Reproduce the records. Keep every word exact and include no images.

[Dataset records]

------------------------------------

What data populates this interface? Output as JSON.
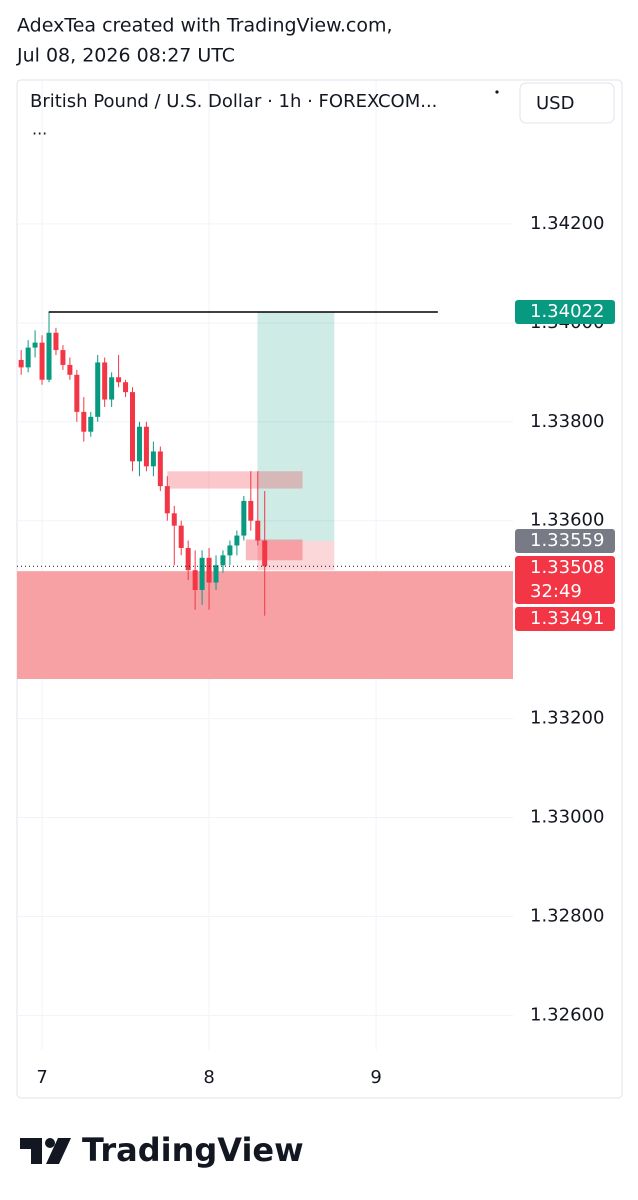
{
  "header": {
    "author_line": "AdexTea created with TradingView.com,",
    "timestamp": "Jul 08, 2026 08:27 UTC"
  },
  "footer": {
    "brand": "TradingView"
  },
  "chart_data": {
    "type": "candlestick",
    "title": "British Pound / U.S. Dollar · 1h · FOREXCOM...",
    "menu": "...",
    "currency": "USD",
    "up_color": "#089981",
    "down_color": "#f23645",
    "grid": true,
    "xlim": [
      6.85,
      9.82
    ],
    "xticks": [
      7,
      8,
      9
    ],
    "ylim": [
      1.3253,
      1.344
    ],
    "yticks": [
      {
        "value": 1.342,
        "label": "1.34200"
      },
      {
        "value": 1.34,
        "label": "1.34000"
      },
      {
        "value": 1.338,
        "label": "1.33800"
      },
      {
        "value": 1.336,
        "label": "1.33600"
      },
      {
        "value": 1.334,
        "label": "1.33400"
      },
      {
        "value": 1.332,
        "label": "1.33200"
      },
      {
        "value": 1.33,
        "label": "1.33000"
      },
      {
        "value": 1.328,
        "label": "1.32800"
      },
      {
        "value": 1.326,
        "label": "1.32600"
      }
    ],
    "x": [
      6.875,
      6.9167,
      6.9583,
      7,
      7.0417,
      7.0833,
      7.125,
      7.1667,
      7.2083,
      7.25,
      7.2917,
      7.3333,
      7.375,
      7.4167,
      7.4583,
      7.5,
      7.5417,
      7.5833,
      7.625,
      7.6667,
      7.7083,
      7.75,
      7.7917,
      7.8333,
      7.875,
      7.9167,
      7.9583,
      8,
      8.0417,
      8.0833,
      8.125,
      8.1667,
      8.2083,
      8.25,
      8.2917,
      8.3333
    ],
    "open": [
      1.33925,
      1.3391,
      1.3395,
      1.3396,
      1.33885,
      1.3398,
      1.33945,
      1.33915,
      1.33895,
      1.3382,
      1.3378,
      1.3381,
      1.3392,
      1.33845,
      1.3389,
      1.3388,
      1.3386,
      1.3372,
      1.3379,
      1.3371,
      1.3374,
      1.3367,
      1.33615,
      1.3359,
      1.33545,
      1.335,
      1.3346,
      1.33525,
      1.33475,
      1.3351,
      1.3353,
      1.3355,
      1.3357,
      1.3364,
      1.336,
      1.3356
    ],
    "high": [
      1.33945,
      1.33965,
      1.33985,
      1.33975,
      1.34022,
      1.3399,
      1.33955,
      1.3393,
      1.33905,
      1.3385,
      1.3382,
      1.33935,
      1.3393,
      1.339,
      1.33935,
      1.33885,
      1.3387,
      1.338,
      1.338,
      1.3376,
      1.3375,
      1.3369,
      1.3363,
      1.336,
      1.3356,
      1.3354,
      1.3354,
      1.33545,
      1.3353,
      1.3354,
      1.3356,
      1.3358,
      1.3365,
      1.337,
      1.337,
      1.3366
    ],
    "low": [
      1.33895,
      1.339,
      1.3393,
      1.33875,
      1.3388,
      1.33935,
      1.33905,
      1.33885,
      1.338,
      1.3376,
      1.3377,
      1.338,
      1.3383,
      1.3383,
      1.3387,
      1.3385,
      1.337,
      1.3369,
      1.337,
      1.3369,
      1.3366,
      1.336,
      1.3351,
      1.3353,
      1.3348,
      1.3342,
      1.3343,
      1.3342,
      1.3346,
      1.33495,
      1.3351,
      1.3353,
      1.3356,
      1.3358,
      1.3355,
      1.33408
    ],
    "close": [
      1.3391,
      1.3395,
      1.3396,
      1.33885,
      1.3398,
      1.33945,
      1.33915,
      1.33895,
      1.3382,
      1.3378,
      1.3381,
      1.3392,
      1.33845,
      1.3389,
      1.3388,
      1.3386,
      1.3372,
      1.3379,
      1.3371,
      1.3374,
      1.3367,
      1.33615,
      1.3359,
      1.33545,
      1.335,
      1.3346,
      1.33525,
      1.33475,
      1.3351,
      1.3353,
      1.3355,
      1.3357,
      1.3364,
      1.336,
      1.3356,
      1.33508
    ],
    "zones": [
      {
        "x": [
          6.85,
          9.82
        ],
        "y": [
          1.3328,
          1.33498
        ],
        "color": "#f7a1a4"
      },
      {
        "x": [
          8.29,
          8.75
        ],
        "y": [
          1.33559,
          1.34022
        ],
        "color": "rgba(8,153,129,0.2)"
      },
      {
        "x": [
          8.29,
          8.75
        ],
        "y": [
          1.335,
          1.33559
        ],
        "color": "rgba(242,54,69,0.2)"
      },
      {
        "x": [
          7.75,
          8.56
        ],
        "y": [
          1.33665,
          1.337
        ],
        "color": "rgba(242,54,69,0.28)"
      },
      {
        "x": [
          8.22,
          8.56
        ],
        "y": [
          1.3352,
          1.33562
        ],
        "color": "rgba(242,54,69,0.35)"
      }
    ],
    "levels": [
      {
        "x": [
          7.04,
          9.37
        ],
        "y": 1.34022,
        "color": "#000000"
      }
    ],
    "price_labels": [
      {
        "value": 1.34022,
        "color": "#089981"
      },
      {
        "value": 1.33559,
        "color": "#787b86"
      },
      {
        "value": 1.33508,
        "color": "#f23645",
        "countdown": "32:49"
      },
      {
        "value": 1.33491,
        "color": "#f23645"
      }
    ]
  }
}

------------------------------------

▶ [WRITTEN ANSWER]:
What data populates this interface? Output as JSON.
{
  "header": {
    "author_line": "AdexTea created with TradingView.com,",
    "timestamp": "Jul 08, 2026 08:27 UTC"
  },
  "footer": {
    "brand": "TradingView"
  },
  "chart_data": {
    "type": "candlestick",
    "title": "British Pound / U.S. Dollar · 1h · FOREXCOM...",
    "menu": "...",
    "currency": "USD",
    "up_color": "#089981",
    "down_color": "#f23645",
    "grid": true,
    "xlim": [
      6.85,
      9.82
    ],
    "xticks": [
      7,
      8,
      9
    ],
    "ylim": [
      1.3253,
      1.344
    ],
    "yticks": [
      {
        "value": 1.342,
        "label": "1.34200"
      },
      {
        "value": 1.34,
        "label": "1.34000"
      },
      {
        "value": 1.338,
        "label": "1.33800"
      },
      {
        "value": 1.336,
        "label": "1.33600"
      },
      {
        "value": 1.334,
        "label": "1.33400"
      },
      {
        "value": 1.332,
        "label": "1.33200"
      },
      {
        "value": 1.33,
        "label": "1.33000"
      },
      {
        "value": 1.328,
        "label": "1.32800"
      },
      {
        "value": 1.326,
        "label": "1.32600"
      }
    ],
    "x": [
      6.875,
      6.9167,
      6.9583,
      7,
      7.0417,
      7.0833,
      7.125,
      7.1667,
      7.2083,
      7.25,
      7.2917,
      7.3333,
      7.375,
      7.4167,
      7.4583,
      7.5,
      7.5417,
      7.5833,
      7.625,
      7.6667,
      7.7083,
      7.75,
      7.7917,
      7.8333,
      7.875,
      7.9167,
      7.9583,
      8,
      8.0417,
      8.0833,
      8.125,
      8.1667,
      8.2083,
      8.25,
      8.2917,
      8.3333
    ],
    "open": [
      1.33925,
      1.3391,
      1.3395,
      1.3396,
      1.33885,
      1.3398,
      1.33945,
      1.33915,
      1.33895,
      1.3382,
      1.3378,
      1.3381,
      1.3392,
      1.33845,
      1.3389,
      1.3388,
      1.3386,
      1.3372,
      1.3379,
      1.3371,
      1.3374,
      1.3367,
      1.33615,
      1.3359,
      1.33545,
      1.335,
      1.3346,
      1.33525,
      1.33475,
      1.3351,
      1.3353,
      1.3355,
      1.3357,
      1.3364,
      1.336,
      1.3356
    ],
    "high": [
      1.33945,
      1.33965,
      1.33985,
      1.33975,
      1.34022,
      1.3399,
      1.33955,
      1.3393,
      1.33905,
      1.3385,
      1.3382,
      1.33935,
      1.3393,
      1.339,
      1.33935,
      1.33885,
      1.3387,
      1.338,
      1.338,
      1.3376,
      1.3375,
      1.3369,
      1.3363,
      1.336,
      1.3356,
      1.3354,
      1.3354,
      1.33545,
      1.3353,
      1.3354,
      1.3356,
      1.3358,
      1.3365,
      1.337,
      1.337,
      1.3366
    ],
    "low": [
      1.33895,
      1.339,
      1.3393,
      1.33875,
      1.3388,
      1.33935,
      1.33905,
      1.33885,
      1.338,
      1.3376,
      1.3377,
      1.338,
      1.3383,
      1.3383,
      1.3387,
      1.3385,
      1.337,
      1.3369,
      1.337,
      1.3369,
      1.3366,
      1.336,
      1.3351,
      1.3353,
      1.3348,
      1.3342,
      1.3343,
      1.3342,
      1.3346,
      1.33495,
      1.3351,
      1.3353,
      1.3356,
      1.3358,
      1.3355,
      1.33408
    ],
    "close": [
      1.3391,
      1.3395,
      1.3396,
      1.33885,
      1.3398,
      1.33945,
      1.33915,
      1.33895,
      1.3382,
      1.3378,
      1.3381,
      1.3392,
      1.33845,
      1.3389,
      1.3388,
      1.3386,
      1.3372,
      1.3379,
      1.3371,
      1.3374,
      1.3367,
      1.33615,
      1.3359,
      1.33545,
      1.335,
      1.3346,
      1.33525,
      1.33475,
      1.3351,
      1.3353,
      1.3355,
      1.3357,
      1.3364,
      1.336,
      1.3356,
      1.33508
    ],
    "zones": [
      {
        "x": [
          6.85,
          9.82
        ],
        "y": [
          1.3328,
          1.33498
        ],
        "color": "#f7a1a4"
      },
      {
        "x": [
          8.29,
          8.75
        ],
        "y": [
          1.33559,
          1.34022
        ],
        "color": "rgba(8,153,129,0.2)"
      },
      {
        "x": [
          8.29,
          8.75
        ],
        "y": [
          1.335,
          1.33559
        ],
        "color": "rgba(242,54,69,0.2)"
      },
      {
        "x": [
          7.75,
          8.56
        ],
        "y": [
          1.33665,
          1.337
        ],
        "color": "rgba(242,54,69,0.28)"
      },
      {
        "x": [
          8.22,
          8.56
        ],
        "y": [
          1.3352,
          1.33562
        ],
        "color": "rgba(242,54,69,0.35)"
      }
    ],
    "levels": [
      {
        "x": [
          7.04,
          9.37
        ],
        "y": 1.34022,
        "color": "#000000"
      }
    ],
    "price_labels": [
      {
        "value": 1.34022,
        "color": "#089981"
      },
      {
        "value": 1.33559,
        "color": "#787b86"
      },
      {
        "value": 1.33508,
        "color": "#f23645",
        "countdown": "32:49"
      },
      {
        "value": 1.33491,
        "color": "#f23645"
      }
    ]
  }
}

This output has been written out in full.